◆ **Stated exercise**
Pick out every line with the word "JSON" and copy it.

◆ **Materials provided**
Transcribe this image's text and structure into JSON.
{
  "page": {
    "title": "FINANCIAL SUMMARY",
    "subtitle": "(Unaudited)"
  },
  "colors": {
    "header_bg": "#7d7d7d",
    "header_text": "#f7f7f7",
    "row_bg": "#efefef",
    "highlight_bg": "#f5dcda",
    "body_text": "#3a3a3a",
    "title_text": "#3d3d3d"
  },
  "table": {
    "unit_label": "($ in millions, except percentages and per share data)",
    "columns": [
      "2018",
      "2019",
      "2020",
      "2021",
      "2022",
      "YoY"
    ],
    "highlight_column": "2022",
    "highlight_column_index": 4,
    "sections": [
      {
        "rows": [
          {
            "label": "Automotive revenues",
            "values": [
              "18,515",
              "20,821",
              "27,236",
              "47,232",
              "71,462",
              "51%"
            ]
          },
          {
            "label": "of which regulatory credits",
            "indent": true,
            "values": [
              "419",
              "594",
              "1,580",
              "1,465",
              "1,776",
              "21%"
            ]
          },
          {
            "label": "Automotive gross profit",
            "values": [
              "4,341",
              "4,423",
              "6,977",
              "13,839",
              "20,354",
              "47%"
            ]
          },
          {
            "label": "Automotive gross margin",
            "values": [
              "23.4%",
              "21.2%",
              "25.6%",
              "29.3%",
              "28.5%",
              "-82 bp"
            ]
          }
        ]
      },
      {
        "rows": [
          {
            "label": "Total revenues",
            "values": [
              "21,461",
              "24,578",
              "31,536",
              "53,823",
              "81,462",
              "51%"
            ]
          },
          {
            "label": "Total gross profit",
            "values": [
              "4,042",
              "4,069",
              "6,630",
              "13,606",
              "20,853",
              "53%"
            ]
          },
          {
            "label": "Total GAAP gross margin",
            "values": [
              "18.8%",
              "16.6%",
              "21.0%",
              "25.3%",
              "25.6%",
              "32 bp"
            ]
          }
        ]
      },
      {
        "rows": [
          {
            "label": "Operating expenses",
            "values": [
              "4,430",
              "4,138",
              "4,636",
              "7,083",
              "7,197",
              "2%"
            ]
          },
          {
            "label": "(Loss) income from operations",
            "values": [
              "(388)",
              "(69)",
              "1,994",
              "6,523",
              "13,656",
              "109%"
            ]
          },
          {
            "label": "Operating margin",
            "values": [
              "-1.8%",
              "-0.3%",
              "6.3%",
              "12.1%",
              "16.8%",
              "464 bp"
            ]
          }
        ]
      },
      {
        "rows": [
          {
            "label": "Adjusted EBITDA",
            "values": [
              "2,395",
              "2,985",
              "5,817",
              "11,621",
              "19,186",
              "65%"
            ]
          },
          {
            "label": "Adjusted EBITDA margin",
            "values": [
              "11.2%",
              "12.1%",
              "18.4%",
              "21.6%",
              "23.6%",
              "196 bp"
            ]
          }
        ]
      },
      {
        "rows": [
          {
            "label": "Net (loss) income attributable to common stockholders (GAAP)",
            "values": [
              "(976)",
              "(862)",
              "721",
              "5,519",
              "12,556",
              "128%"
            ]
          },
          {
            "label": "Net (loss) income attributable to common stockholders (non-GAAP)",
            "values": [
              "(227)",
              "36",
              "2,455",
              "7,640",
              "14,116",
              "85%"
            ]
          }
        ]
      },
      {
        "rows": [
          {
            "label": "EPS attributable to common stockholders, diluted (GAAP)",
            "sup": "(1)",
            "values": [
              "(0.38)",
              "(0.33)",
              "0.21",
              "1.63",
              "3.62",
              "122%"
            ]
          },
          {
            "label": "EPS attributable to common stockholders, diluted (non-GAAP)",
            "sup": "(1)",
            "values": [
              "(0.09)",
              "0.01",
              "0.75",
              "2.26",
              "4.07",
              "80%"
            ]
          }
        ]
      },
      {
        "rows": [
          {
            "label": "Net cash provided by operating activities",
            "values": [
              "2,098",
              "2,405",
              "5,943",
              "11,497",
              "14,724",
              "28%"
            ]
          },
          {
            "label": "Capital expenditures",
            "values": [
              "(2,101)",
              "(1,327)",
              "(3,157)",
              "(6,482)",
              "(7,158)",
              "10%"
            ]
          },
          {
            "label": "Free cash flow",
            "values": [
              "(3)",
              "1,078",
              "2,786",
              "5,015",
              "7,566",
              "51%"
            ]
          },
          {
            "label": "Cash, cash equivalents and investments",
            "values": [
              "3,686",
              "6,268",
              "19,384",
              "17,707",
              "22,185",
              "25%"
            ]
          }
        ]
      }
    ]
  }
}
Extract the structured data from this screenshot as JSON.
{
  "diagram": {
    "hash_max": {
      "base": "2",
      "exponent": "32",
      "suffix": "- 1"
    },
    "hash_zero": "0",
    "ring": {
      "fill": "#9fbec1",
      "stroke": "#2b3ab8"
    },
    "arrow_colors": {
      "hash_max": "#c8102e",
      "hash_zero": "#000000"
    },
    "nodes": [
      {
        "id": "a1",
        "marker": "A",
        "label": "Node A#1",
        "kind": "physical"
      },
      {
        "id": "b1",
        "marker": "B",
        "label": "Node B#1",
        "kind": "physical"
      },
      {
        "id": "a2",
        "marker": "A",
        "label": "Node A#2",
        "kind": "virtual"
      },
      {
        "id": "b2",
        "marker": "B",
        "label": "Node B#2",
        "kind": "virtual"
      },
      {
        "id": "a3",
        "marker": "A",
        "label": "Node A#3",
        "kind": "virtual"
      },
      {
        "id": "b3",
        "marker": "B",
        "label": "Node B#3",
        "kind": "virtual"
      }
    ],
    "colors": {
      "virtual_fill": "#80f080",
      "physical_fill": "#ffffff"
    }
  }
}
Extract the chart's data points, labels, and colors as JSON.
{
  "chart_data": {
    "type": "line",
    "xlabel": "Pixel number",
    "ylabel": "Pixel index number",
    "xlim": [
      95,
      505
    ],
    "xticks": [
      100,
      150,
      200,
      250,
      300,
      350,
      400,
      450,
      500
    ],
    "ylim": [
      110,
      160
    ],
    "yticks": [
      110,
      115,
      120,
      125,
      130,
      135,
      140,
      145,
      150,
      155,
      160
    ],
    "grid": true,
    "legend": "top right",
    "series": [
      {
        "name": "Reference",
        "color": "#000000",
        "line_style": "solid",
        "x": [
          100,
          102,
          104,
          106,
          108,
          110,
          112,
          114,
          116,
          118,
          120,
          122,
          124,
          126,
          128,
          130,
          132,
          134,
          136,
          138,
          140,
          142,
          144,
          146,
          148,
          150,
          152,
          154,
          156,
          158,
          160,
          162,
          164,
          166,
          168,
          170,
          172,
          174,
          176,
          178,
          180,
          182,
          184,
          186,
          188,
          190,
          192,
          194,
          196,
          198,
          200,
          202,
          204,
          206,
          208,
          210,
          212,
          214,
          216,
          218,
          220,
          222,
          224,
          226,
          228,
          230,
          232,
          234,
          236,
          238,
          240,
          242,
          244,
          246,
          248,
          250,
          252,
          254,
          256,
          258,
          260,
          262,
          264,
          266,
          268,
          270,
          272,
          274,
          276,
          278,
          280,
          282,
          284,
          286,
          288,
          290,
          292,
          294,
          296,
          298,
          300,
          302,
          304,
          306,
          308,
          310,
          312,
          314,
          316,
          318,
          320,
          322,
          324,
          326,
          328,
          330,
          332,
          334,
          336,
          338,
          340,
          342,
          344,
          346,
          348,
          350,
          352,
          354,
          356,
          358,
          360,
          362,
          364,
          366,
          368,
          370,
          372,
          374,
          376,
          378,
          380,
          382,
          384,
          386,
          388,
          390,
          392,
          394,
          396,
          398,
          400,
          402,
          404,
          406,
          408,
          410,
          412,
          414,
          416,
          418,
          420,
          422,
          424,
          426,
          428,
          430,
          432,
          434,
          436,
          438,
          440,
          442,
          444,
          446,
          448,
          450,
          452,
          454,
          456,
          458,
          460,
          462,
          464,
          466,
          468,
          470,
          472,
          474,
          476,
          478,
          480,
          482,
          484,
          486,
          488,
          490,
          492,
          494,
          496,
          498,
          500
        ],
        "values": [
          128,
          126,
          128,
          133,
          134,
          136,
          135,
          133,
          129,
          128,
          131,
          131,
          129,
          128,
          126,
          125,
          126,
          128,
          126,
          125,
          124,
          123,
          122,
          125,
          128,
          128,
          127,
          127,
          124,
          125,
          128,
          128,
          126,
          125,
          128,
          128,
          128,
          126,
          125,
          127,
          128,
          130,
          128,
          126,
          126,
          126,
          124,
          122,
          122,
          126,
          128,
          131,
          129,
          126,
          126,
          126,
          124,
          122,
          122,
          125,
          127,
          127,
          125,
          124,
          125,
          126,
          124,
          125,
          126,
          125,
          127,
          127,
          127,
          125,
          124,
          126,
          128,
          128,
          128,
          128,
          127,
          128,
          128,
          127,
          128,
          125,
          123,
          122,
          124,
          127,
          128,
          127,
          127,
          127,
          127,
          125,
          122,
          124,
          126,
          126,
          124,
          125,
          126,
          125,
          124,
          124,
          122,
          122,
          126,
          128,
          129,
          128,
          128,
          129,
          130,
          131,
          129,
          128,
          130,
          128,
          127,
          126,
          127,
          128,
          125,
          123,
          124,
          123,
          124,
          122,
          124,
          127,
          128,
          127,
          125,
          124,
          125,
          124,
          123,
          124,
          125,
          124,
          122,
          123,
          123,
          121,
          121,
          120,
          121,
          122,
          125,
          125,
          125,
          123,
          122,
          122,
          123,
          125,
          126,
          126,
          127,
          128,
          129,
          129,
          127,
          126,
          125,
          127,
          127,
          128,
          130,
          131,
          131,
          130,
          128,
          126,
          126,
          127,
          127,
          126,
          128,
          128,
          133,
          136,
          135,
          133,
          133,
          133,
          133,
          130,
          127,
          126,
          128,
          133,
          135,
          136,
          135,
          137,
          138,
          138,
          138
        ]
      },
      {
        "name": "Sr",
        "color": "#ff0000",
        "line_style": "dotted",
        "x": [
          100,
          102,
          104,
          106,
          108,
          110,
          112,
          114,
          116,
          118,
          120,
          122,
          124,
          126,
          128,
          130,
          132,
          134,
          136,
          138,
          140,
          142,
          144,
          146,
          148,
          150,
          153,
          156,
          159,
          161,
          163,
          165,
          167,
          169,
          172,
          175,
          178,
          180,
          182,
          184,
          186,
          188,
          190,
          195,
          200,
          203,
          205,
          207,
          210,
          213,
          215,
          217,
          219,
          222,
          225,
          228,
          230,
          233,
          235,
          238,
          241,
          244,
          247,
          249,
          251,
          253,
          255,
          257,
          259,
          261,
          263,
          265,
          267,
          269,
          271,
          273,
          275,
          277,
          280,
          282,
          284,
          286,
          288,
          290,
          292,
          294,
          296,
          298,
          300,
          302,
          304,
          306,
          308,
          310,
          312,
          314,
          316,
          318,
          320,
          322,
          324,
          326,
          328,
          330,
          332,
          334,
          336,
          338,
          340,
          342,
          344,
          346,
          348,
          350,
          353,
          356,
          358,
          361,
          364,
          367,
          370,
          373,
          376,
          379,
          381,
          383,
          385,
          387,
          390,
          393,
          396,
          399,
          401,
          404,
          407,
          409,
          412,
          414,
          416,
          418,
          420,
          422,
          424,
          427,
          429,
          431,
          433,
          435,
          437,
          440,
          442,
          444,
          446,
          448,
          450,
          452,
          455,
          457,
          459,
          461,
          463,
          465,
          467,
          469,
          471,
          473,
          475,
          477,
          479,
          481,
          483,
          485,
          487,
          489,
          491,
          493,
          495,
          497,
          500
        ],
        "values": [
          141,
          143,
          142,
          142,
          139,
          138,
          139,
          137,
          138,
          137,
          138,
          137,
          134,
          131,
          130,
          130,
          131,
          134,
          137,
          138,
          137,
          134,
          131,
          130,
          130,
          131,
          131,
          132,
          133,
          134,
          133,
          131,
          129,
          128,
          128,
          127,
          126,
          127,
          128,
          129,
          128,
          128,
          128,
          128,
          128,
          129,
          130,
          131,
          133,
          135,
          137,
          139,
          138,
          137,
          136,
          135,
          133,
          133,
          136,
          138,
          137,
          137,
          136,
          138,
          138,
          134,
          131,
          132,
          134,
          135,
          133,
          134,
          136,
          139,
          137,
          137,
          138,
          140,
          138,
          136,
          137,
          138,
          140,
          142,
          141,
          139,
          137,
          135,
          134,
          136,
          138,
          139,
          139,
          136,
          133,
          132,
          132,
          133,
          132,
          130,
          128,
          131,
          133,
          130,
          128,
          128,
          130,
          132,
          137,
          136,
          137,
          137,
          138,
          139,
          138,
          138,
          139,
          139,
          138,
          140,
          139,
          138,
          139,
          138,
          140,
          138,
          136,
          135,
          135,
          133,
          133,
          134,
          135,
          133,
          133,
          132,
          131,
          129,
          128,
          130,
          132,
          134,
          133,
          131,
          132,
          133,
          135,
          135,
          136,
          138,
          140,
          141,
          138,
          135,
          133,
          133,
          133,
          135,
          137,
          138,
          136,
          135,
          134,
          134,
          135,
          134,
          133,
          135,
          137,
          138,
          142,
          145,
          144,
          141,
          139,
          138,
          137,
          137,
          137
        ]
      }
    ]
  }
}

◆ **Right answer**
Transcribe this image's text and structure into JSON.
Extract the structured data from this screenshot as JSON.
Extract the chart's data points, labels, and colors as JSON.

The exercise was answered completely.